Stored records
==*==

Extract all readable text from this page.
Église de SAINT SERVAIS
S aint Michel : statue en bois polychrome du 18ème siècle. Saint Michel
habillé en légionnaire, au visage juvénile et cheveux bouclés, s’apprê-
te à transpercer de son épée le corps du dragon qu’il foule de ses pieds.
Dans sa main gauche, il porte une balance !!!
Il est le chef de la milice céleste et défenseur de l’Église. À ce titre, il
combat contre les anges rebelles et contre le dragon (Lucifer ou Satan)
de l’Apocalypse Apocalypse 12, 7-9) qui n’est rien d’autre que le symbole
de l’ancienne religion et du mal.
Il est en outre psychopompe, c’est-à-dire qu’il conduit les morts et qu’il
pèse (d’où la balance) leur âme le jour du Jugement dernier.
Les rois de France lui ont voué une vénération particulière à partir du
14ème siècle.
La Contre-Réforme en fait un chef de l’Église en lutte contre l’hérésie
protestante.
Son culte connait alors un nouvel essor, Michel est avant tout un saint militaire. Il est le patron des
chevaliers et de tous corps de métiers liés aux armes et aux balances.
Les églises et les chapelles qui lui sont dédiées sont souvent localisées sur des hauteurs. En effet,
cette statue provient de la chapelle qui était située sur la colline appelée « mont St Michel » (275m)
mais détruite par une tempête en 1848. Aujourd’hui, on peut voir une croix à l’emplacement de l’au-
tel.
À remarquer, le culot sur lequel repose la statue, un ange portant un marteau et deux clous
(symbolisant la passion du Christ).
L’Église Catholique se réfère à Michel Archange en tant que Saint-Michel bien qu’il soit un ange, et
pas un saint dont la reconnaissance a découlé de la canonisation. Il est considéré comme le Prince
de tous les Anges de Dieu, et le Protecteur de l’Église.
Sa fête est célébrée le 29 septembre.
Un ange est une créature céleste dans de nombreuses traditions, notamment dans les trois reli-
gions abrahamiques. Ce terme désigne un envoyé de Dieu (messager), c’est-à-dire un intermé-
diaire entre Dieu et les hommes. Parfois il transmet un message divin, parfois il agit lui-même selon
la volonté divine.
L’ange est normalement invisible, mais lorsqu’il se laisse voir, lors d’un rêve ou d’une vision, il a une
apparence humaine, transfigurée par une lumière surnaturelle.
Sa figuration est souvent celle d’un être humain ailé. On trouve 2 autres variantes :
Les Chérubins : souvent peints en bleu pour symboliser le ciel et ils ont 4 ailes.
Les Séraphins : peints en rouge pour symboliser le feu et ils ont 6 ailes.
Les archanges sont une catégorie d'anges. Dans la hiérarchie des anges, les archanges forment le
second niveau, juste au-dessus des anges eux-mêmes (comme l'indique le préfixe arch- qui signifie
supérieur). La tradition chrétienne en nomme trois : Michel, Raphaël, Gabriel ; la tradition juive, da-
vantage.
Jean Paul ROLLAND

==*==

_Written request_:
Search the lines for the string "ailes" and copy every line that has it.

_Response below_:
Les Chérubins : souvent peints en bleu pour symboliser le ciel et ils ont 4 ailes.
Les Séraphins : peints en rouge pour symboliser le feu et ils ont 6 ailes.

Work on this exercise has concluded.